### GOAL OF THE EXERCISE
Which lines hold the word "image"? Copy each one.

### LISTED RECORDS
● ● ● ●

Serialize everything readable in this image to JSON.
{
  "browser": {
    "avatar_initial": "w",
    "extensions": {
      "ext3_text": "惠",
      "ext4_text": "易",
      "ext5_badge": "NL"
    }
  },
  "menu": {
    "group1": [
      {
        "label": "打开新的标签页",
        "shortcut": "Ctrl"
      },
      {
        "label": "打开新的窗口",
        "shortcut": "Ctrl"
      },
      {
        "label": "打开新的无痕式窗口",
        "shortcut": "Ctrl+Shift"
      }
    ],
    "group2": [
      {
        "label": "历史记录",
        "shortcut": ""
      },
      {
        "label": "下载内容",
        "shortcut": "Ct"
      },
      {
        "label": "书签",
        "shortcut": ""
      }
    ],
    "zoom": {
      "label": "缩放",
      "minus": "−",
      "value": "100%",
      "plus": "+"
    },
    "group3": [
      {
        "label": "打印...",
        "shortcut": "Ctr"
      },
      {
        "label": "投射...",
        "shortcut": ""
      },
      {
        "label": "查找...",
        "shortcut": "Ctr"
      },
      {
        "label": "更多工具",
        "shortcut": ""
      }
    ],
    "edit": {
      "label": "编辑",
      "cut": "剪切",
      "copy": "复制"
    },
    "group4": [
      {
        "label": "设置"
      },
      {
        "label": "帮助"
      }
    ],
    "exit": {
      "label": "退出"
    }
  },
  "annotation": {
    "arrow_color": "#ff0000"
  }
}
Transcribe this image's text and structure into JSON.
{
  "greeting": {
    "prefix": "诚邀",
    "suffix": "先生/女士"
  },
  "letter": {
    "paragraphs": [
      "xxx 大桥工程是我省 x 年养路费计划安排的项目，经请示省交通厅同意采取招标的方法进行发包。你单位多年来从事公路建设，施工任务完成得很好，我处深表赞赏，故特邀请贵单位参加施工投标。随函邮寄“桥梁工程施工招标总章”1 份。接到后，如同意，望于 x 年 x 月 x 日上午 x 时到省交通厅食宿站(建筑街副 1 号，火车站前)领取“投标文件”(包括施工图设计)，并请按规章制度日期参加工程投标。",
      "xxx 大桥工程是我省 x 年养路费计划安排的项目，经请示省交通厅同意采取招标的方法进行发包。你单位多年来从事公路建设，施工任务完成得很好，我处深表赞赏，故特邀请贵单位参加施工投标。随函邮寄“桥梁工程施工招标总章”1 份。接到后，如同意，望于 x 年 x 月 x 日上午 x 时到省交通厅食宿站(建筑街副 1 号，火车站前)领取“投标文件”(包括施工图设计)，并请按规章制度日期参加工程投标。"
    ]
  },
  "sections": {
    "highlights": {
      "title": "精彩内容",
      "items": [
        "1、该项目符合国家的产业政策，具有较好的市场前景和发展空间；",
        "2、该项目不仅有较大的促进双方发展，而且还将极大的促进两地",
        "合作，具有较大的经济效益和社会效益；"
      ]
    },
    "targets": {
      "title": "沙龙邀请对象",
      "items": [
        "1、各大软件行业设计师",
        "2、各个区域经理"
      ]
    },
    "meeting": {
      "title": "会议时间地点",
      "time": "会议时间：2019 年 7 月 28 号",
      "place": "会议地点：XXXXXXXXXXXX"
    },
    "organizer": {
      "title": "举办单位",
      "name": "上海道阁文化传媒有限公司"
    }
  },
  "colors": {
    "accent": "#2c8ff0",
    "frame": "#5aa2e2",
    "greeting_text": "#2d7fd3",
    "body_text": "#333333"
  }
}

● ● ● ●

### SOLUTION FOR THIS TASK
Serialize everything readable in this image to JSON.
Transcribe this image's text and structure into JSON.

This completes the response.